_Given exercise_
Write out the material exactly, without any of its pictures.

Data entries
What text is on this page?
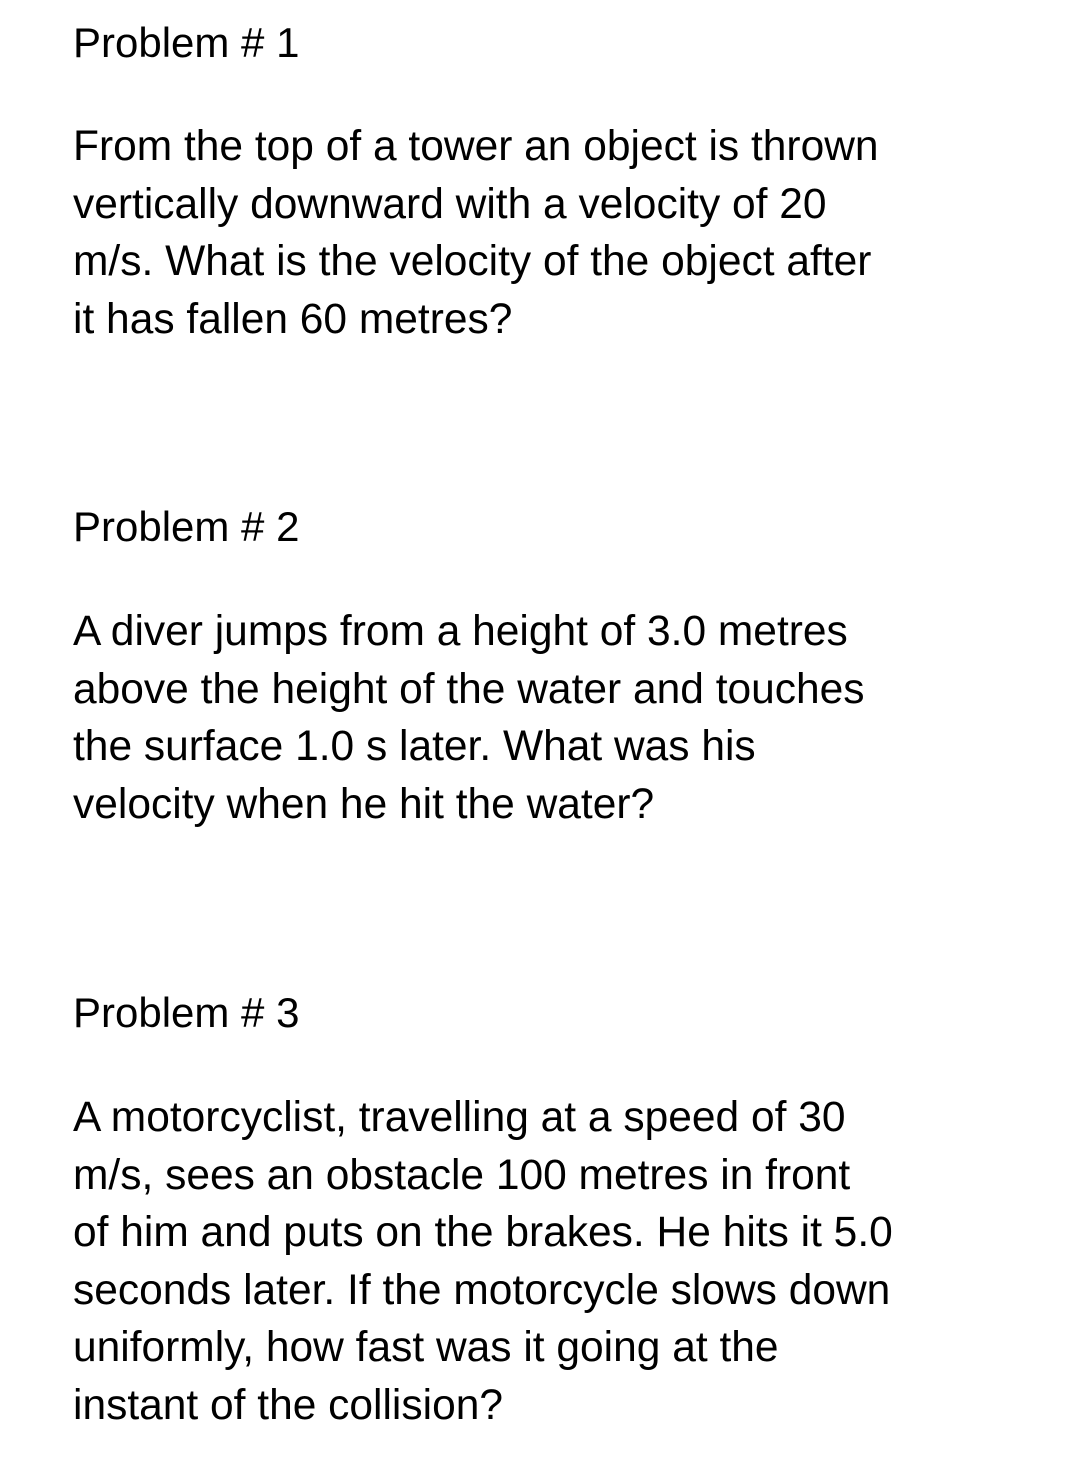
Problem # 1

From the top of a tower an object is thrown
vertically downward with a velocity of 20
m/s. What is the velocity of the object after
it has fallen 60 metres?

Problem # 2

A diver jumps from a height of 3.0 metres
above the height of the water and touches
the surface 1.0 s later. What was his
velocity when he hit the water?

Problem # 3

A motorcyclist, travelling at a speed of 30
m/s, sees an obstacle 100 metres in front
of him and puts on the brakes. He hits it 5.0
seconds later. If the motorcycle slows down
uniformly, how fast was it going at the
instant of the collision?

_Full output_
What text is on this page?
Problem # 1

From the top of a tower an object is thrown
vertically downward with a velocity of 20
m/s. What is the velocity of the object after
it has fallen 60 metres?

Problem # 2

A diver jumps from a height of 3.0 metres
above the height of the water and touches
the surface 1.0 s later. What was his
velocity when he hit the water?

Problem # 3

A motorcyclist, travelling at a speed of 30
m/s, sees an obstacle 100 metres in front
of him and puts on the brakes. He hits it 5.0
seconds later. If the motorcycle slows down
uniformly, how fast was it going at the
instant of the collision?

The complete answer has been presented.